= Aim =
Locate every line in the records below that holds the word "interest" and return each one.

[START]

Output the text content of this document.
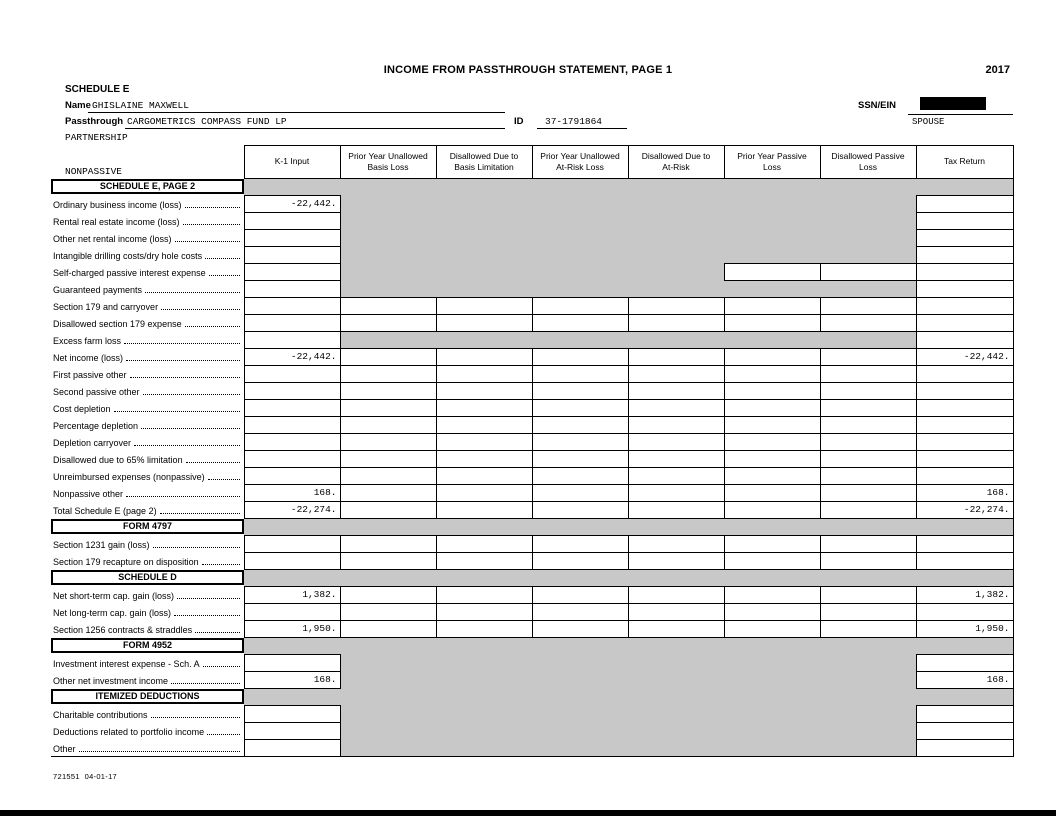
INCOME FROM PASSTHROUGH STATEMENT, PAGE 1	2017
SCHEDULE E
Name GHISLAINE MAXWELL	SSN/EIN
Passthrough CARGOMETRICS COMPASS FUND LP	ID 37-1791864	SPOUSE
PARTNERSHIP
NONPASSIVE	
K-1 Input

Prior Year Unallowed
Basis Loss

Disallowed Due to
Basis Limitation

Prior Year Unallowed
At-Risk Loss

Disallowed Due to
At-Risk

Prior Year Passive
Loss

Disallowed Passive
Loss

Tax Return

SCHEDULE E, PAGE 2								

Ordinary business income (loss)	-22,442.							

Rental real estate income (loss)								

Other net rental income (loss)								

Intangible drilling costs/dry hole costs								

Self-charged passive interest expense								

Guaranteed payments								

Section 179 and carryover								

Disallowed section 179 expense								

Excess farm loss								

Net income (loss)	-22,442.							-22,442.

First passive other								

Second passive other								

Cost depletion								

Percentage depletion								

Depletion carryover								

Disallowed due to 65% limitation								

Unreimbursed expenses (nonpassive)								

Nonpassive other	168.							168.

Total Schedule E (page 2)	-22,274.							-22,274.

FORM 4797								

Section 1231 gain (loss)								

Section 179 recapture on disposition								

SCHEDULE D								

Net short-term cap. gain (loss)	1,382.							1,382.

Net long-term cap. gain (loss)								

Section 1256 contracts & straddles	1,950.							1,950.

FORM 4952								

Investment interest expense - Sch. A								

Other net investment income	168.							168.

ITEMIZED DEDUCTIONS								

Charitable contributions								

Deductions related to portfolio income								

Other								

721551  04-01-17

[END]

= Final result =
Self-charged passive interest expense								
Investment interest expense - Sch. A								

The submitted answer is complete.